[THE REQUEST] Set down the records once more, please, exactly and with the pictures left out.

[INPUT ROWS]
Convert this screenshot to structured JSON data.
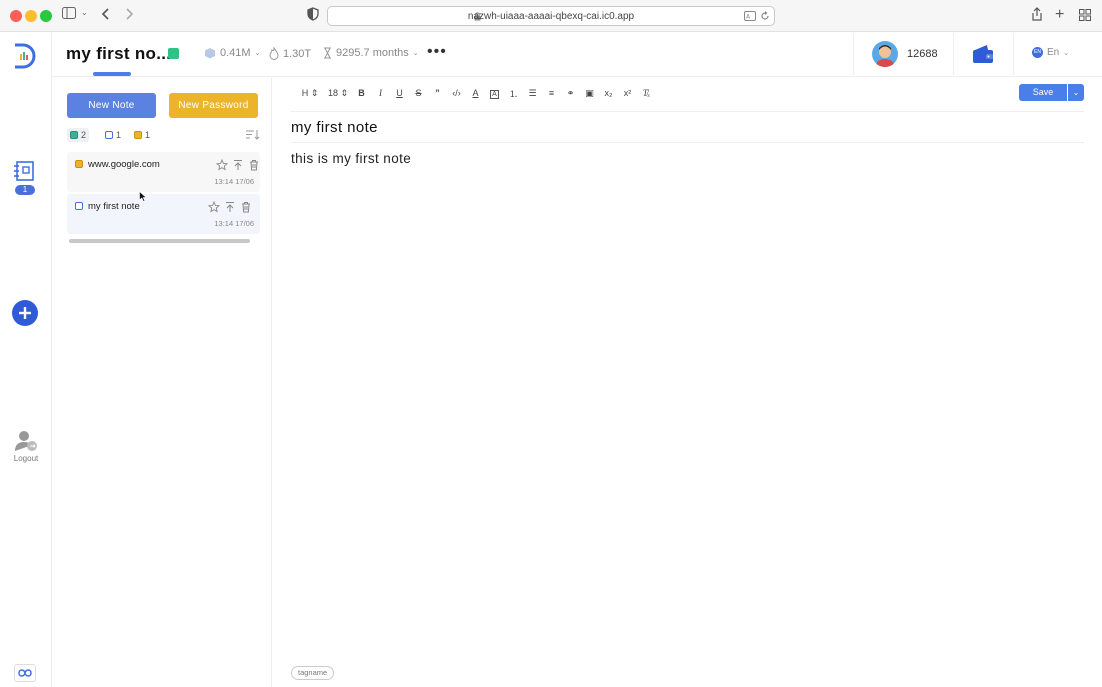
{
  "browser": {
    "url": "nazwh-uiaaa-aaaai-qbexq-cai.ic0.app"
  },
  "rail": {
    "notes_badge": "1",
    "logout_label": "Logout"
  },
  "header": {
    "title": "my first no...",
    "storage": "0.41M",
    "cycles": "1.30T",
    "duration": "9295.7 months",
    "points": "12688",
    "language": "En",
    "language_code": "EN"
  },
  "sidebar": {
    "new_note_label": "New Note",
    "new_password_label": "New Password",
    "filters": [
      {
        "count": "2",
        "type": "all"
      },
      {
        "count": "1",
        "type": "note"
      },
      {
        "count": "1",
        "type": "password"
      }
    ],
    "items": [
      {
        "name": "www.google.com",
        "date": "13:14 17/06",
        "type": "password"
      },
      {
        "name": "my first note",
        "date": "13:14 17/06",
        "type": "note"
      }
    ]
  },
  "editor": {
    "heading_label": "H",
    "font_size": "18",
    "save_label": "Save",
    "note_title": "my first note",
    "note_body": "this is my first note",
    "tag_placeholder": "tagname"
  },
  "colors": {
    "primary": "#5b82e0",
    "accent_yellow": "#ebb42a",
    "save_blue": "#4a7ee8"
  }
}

[RESULT FOR THIS EXERCISE]
Convert this screenshot to structured JSON data.
{
  "browser": {
    "url": "nazwh-uiaaa-aaaai-qbexq-cai.ic0.app"
  },
  "rail": {
    "notes_badge": "1",
    "logout_label": "Logout"
  },
  "header": {
    "title": "my first no...",
    "storage": "0.41M",
    "cycles": "1.30T",
    "duration": "9295.7 months",
    "points": "12688",
    "language": "En",
    "language_code": "EN"
  },
  "sidebar": {
    "new_note_label": "New Note",
    "new_password_label": "New Password",
    "filters": [
      {
        "count": "2",
        "type": "all"
      },
      {
        "count": "1",
        "type": "note"
      },
      {
        "count": "1",
        "type": "password"
      }
    ],
    "items": [
      {
        "name": "www.google.com",
        "date": "13:14 17/06",
        "type": "password"
      },
      {
        "name": "my first note",
        "date": "13:14 17/06",
        "type": "note"
      }
    ]
  },
  "editor": {
    "heading_label": "H",
    "font_size": "18",
    "save_label": "Save",
    "note_title": "my first note",
    "note_body": "this is my first note",
    "tag_placeholder": "tagname"
  },
  "colors": {
    "primary": "#5b82e0",
    "accent_yellow": "#ebb42a",
    "save_blue": "#4a7ee8"
  }
}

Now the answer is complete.